[Data entries]
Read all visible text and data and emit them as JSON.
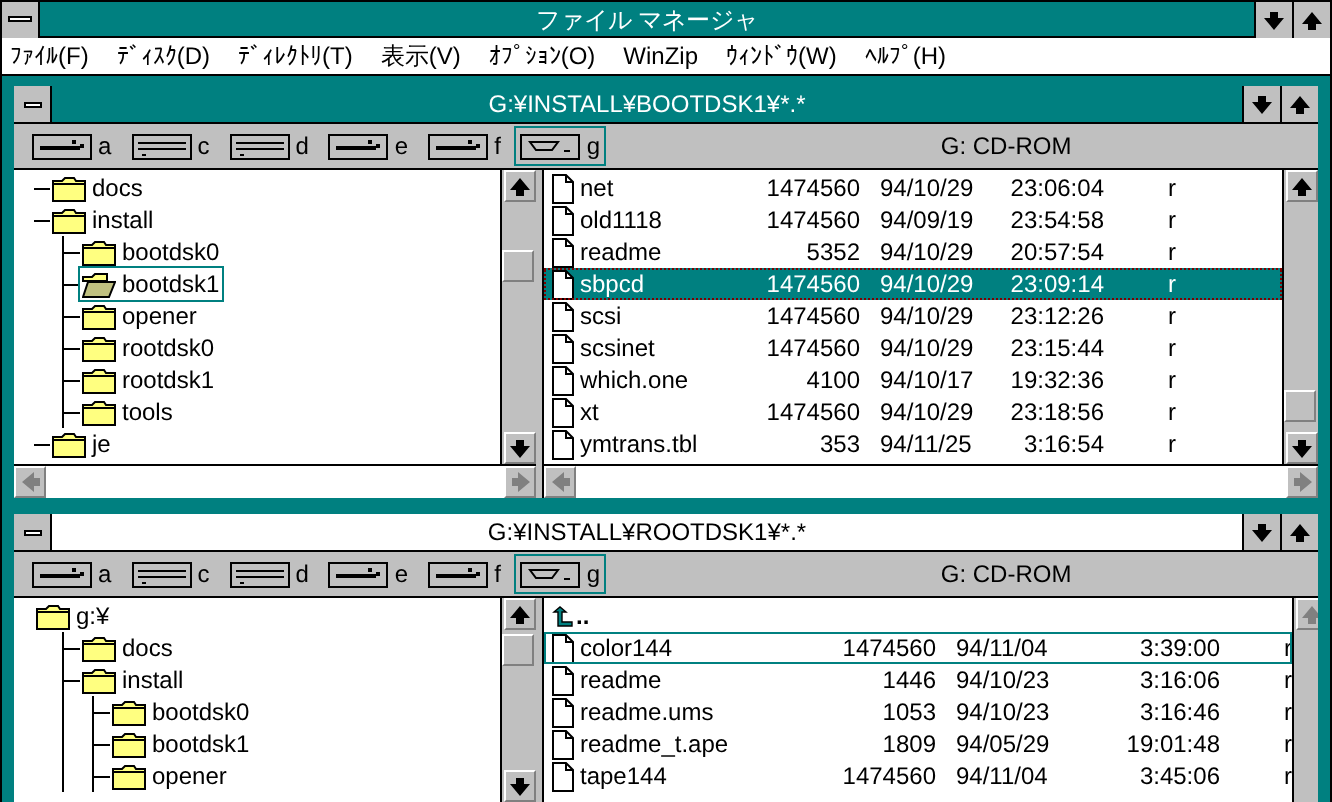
{
  "app": {
    "title": "ファイル マネージャ"
  },
  "menu": [
    "ﾌｧｲﾙ(F)",
    "ﾃﾞｨｽｸ(D)",
    "ﾃﾞｨﾚｸﾄﾘ(T)",
    "表示(V)",
    "ｵﾌﾟｼｮﾝ(O)",
    "WinZip",
    "ｳｨﾝﾄﾞｳ(W)",
    "ﾍﾙﾌﾟ(H)"
  ],
  "windows": [
    {
      "title": "G:¥INSTALL¥BOOTDSK1¥*.*",
      "active": true,
      "drives": [
        {
          "letter": "a",
          "kind": "floppy",
          "selected": false
        },
        {
          "letter": "c",
          "kind": "hard",
          "selected": false
        },
        {
          "letter": "d",
          "kind": "hard",
          "selected": false
        },
        {
          "letter": "e",
          "kind": "floppy",
          "selected": false
        },
        {
          "letter": "f",
          "kind": "floppy",
          "selected": false
        },
        {
          "letter": "g",
          "kind": "cdrom",
          "selected": true
        }
      ],
      "volume": "G: CD-ROM",
      "tree": [
        {
          "name": "docs",
          "selected": false
        },
        {
          "name": "install",
          "selected": false,
          "children": [
            {
              "name": "bootdsk0",
              "selected": false
            },
            {
              "name": "bootdsk1",
              "selected": true
            },
            {
              "name": "opener",
              "selected": false
            },
            {
              "name": "rootdsk0",
              "selected": false
            },
            {
              "name": "rootdsk1",
              "selected": false
            },
            {
              "name": "tools",
              "selected": false
            }
          ]
        },
        {
          "name": "je",
          "selected": false
        }
      ],
      "files": [
        {
          "kind": "file",
          "name": "net",
          "size": "1474560",
          "date": "94/10/29",
          "time": "23:06:04",
          "attr": "r",
          "selected": false,
          "focused": false
        },
        {
          "kind": "file",
          "name": "old1118",
          "size": "1474560",
          "date": "94/09/19",
          "time": "23:54:58",
          "attr": "r",
          "selected": false,
          "focused": false
        },
        {
          "kind": "file",
          "name": "readme",
          "size": "5352",
          "date": "94/10/29",
          "time": "20:57:54",
          "attr": "r",
          "selected": false,
          "focused": false
        },
        {
          "kind": "file",
          "name": "sbpcd",
          "size": "1474560",
          "date": "94/10/29",
          "time": "23:09:14",
          "attr": "r",
          "selected": true,
          "focused": true
        },
        {
          "kind": "file",
          "name": "scsi",
          "size": "1474560",
          "date": "94/10/29",
          "time": "23:12:26",
          "attr": "r",
          "selected": false,
          "focused": false
        },
        {
          "kind": "file",
          "name": "scsinet",
          "size": "1474560",
          "date": "94/10/29",
          "time": "23:15:44",
          "attr": "r",
          "selected": false,
          "focused": false
        },
        {
          "kind": "file",
          "name": "which.one",
          "size": "4100",
          "date": "94/10/17",
          "time": "19:32:36",
          "attr": "r",
          "selected": false,
          "focused": false
        },
        {
          "kind": "file",
          "name": "xt",
          "size": "1474560",
          "date": "94/10/29",
          "time": "23:18:56",
          "attr": "r",
          "selected": false,
          "focused": false
        },
        {
          "kind": "file",
          "name": "ymtrans.tbl",
          "size": "353",
          "date": "94/11/25",
          "time": "3:16:54",
          "attr": "r",
          "selected": false,
          "focused": false
        }
      ]
    },
    {
      "title": "G:¥INSTALL¥ROOTDSK1¥*.*",
      "active": false,
      "drives": [
        {
          "letter": "a",
          "kind": "floppy",
          "selected": false
        },
        {
          "letter": "c",
          "kind": "hard",
          "selected": false
        },
        {
          "letter": "d",
          "kind": "hard",
          "selected": false
        },
        {
          "letter": "e",
          "kind": "floppy",
          "selected": false
        },
        {
          "letter": "f",
          "kind": "floppy",
          "selected": false
        },
        {
          "letter": "g",
          "kind": "cdrom",
          "selected": true
        }
      ],
      "volume": "G: CD-ROM",
      "tree": [
        {
          "name": "g:¥",
          "selected": false,
          "children": [
            {
              "name": "docs",
              "selected": false
            },
            {
              "name": "install",
              "selected": false,
              "children": [
                {
                  "name": "bootdsk0",
                  "selected": false
                },
                {
                  "name": "bootdsk1",
                  "selected": false
                },
                {
                  "name": "opener",
                  "selected": false
                }
              ]
            }
          ]
        }
      ],
      "files": [
        {
          "kind": "parent",
          "name": "..",
          "selected": false,
          "focused": false
        },
        {
          "kind": "file",
          "name": "color144",
          "size": "1474560",
          "date": "94/11/04",
          "time": "3:39:00",
          "attr": "r",
          "selected": false,
          "focused": true
        },
        {
          "kind": "file",
          "name": "readme",
          "size": "1446",
          "date": "94/10/23",
          "time": "3:16:06",
          "attr": "r",
          "selected": false,
          "focused": false
        },
        {
          "kind": "file",
          "name": "readme.ums",
          "size": "1053",
          "date": "94/10/23",
          "time": "3:16:46",
          "attr": "r",
          "selected": false,
          "focused": false
        },
        {
          "kind": "file",
          "name": "readme_t.ape",
          "size": "1809",
          "date": "94/05/29",
          "time": "19:01:48",
          "attr": "r",
          "selected": false,
          "focused": false
        },
        {
          "kind": "file",
          "name": "tape144",
          "size": "1474560",
          "date": "94/11/04",
          "time": "3:45:06",
          "attr": "r",
          "selected": false,
          "focused": false
        }
      ]
    }
  ]
}
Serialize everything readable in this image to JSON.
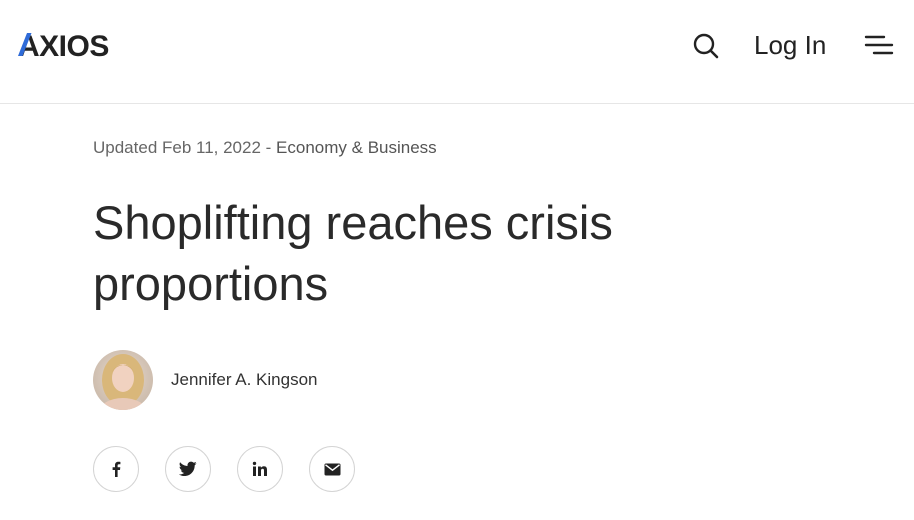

> [WORK TO COMPLETE]
Please write out all of the material above without changing a word, and omit any pictures.

> [COMPLETE RESPONSE]
Read all visible text and data and emit them as JSON.
{
  "app": {
    "title": "ファイル マネージャ"
  },
  "menu": [
    "ﾌｧｲﾙ(F)",
    "ﾃﾞｨｽｸ(D)",
    "ﾃﾞｨﾚｸﾄﾘ(T)",
    "表示(V)",
    "ｵﾌﾟｼｮﾝ(O)",
    "WinZip",
    "ｳｨﾝﾄﾞｳ(W)",
    "ﾍﾙﾌﾟ(H)"
  ],
  "windows": [
    {
      "title": "G:¥INSTALL¥BOOTDSK1¥*.*",
      "active": true,
      "drives": [
        {
          "letter": "a",
          "kind": "floppy",
          "selected": false
        },
        {
          "letter": "c",
          "kind": "hard",
          "selected": false
        },
        {
          "letter": "d",
          "kind": "hard",
          "selected": false
        },
        {
          "letter": "e",
          "kind": "floppy",
          "selected": false
        },
        {
          "letter": "f",
          "kind": "floppy",
          "selected": false
        },
        {
          "letter": "g",
          "kind": "cdrom",
          "selected": true
        }
      ],
      "volume": "G: CD-ROM",
      "tree": [
        {
          "name": "docs",
          "selected": false
        },
        {
          "name": "install",
          "selected": false,
          "children": [
            {
              "name": "bootdsk0",
              "selected": false
            },
            {
              "name": "bootdsk1",
              "selected": true
            },
            {
              "name": "opener",
              "selected": false
            },
            {
              "name": "rootdsk0",
              "selected": false
            },
            {
              "name": "rootdsk1",
              "selected": false
            },
            {
              "name": "tools",
              "selected": false
            }
          ]
        },
        {
          "name": "je",
          "selected": false
        }
      ],
      "files": [
        {
          "kind": "file",
          "name": "net",
          "size": "1474560",
          "date": "94/10/29",
          "time": "23:06:04",
          "attr": "r",
          "selected": false,
          "focused": false
        },
        {
          "kind": "file",
          "name": "old1118",
          "size": "1474560",
          "date": "94/09/19",
          "time": "23:54:58",
          "attr": "r",
          "selected": false,
          "focused": false
        },
        {
          "kind": "file",
          "name": "readme",
          "size": "5352",
          "date": "94/10/29",
          "time": "20:57:54",
          "attr": "r",
          "selected": false,
          "focused": false
        },
        {
          "kind": "file",
          "name": "sbpcd",
          "size": "1474560",
          "date": "94/10/29",
          "time": "23:09:14",
          "attr": "r",
          "selected": true,
          "focused": true
        },
        {
          "kind": "file",
          "name": "scsi",
          "size": "1474560",
          "date": "94/10/29",
          "time": "23:12:26",
          "attr": "r",
          "selected": false,
          "focused": false
        },
        {
          "kind": "file",
          "name": "scsinet",
          "size": "1474560",
          "date": "94/10/29",
          "time": "23:15:44",
          "attr": "r",
          "selected": false,
          "focused": false
        },
        {
          "kind": "file",
          "name": "which.one",
          "size": "4100",
          "date": "94/10/17",
          "time": "19:32:36",
          "attr": "r",
          "selected": false,
          "focused": false
        },
        {
          "kind": "file",
          "name": "xt",
          "size": "1474560",
          "date": "94/10/29",
          "time": "23:18:56",
          "attr": "r",
          "selected": false,
          "focused": false
        },
        {
          "kind": "file",
          "name": "ymtrans.tbl",
          "size": "353",
          "date": "94/11/25",
          "time": "3:16:54",
          "attr": "r",
          "selected": false,
          "focused": false
        }
      ]
    },
    {
      "title": "G:¥INSTALL¥ROOTDSK1¥*.*",
      "active": false,
      "drives": [
        {
          "letter": "a",
          "kind": "floppy",
          "selected": false
        },
        {
          "letter": "c",
          "kind": "hard",
          "selected": false
        },
        {
          "letter": "d",
          "kind": "hard",
          "selected": false
        },
        {
          "letter": "e",
          "kind": "floppy",
          "selected": false
        },
        {
          "letter": "f",
          "kind": "floppy",
          "selected": false
        },
        {
          "letter": "g",
          "kind": "cdrom",
          "selected": true
        }
      ],
      "volume": "G: CD-ROM",
      "tree": [
        {
          "name": "g:¥",
          "selected": false,
          "children": [
            {
              "name": "docs",
              "selected": false
            },
            {
              "name": "install",
              "selected": false,
              "children": [
                {
                  "name": "bootdsk0",
                  "selected": false
                },
                {
                  "name": "bootdsk1",
                  "selected": false
                },
                {
                  "name": "opener",
                  "selected": false
                }
              ]
            }
          ]
        }
      ],
      "files": [
        {
          "kind": "parent",
          "name": "..",
          "selected": false,
          "focused": false
        },
        {
          "kind": "file",
          "name": "color144",
          "size": "1474560",
          "date": "94/11/04",
          "time": "3:39:00",
          "attr": "r",
          "selected": false,
          "focused": true
        },
        {
          "kind": "file",
          "name": "readme",
          "size": "1446",
          "date": "94/10/23",
          "time": "3:16:06",
          "attr": "r",
          "selected": false,
          "focused": false
        },
        {
          "kind": "file",
          "name": "readme.ums",
          "size": "1053",
          "date": "94/10/23",
          "time": "3:16:46",
          "attr": "r",
          "selected": false,
          "focused": false
        },
        {
          "kind": "file",
          "name": "readme_t.ape",
          "size": "1809",
          "date": "94/05/29",
          "time": "19:01:48",
          "attr": "r",
          "selected": false,
          "focused": false
        },
        {
          "kind": "file",
          "name": "tape144",
          "size": "1474560",
          "date": "94/11/04",
          "time": "3:45:06",
          "attr": "r",
          "selected": false,
          "focused": false
        }
      ]
    }
  ]
}
Serialize everything readable in this image to JSON.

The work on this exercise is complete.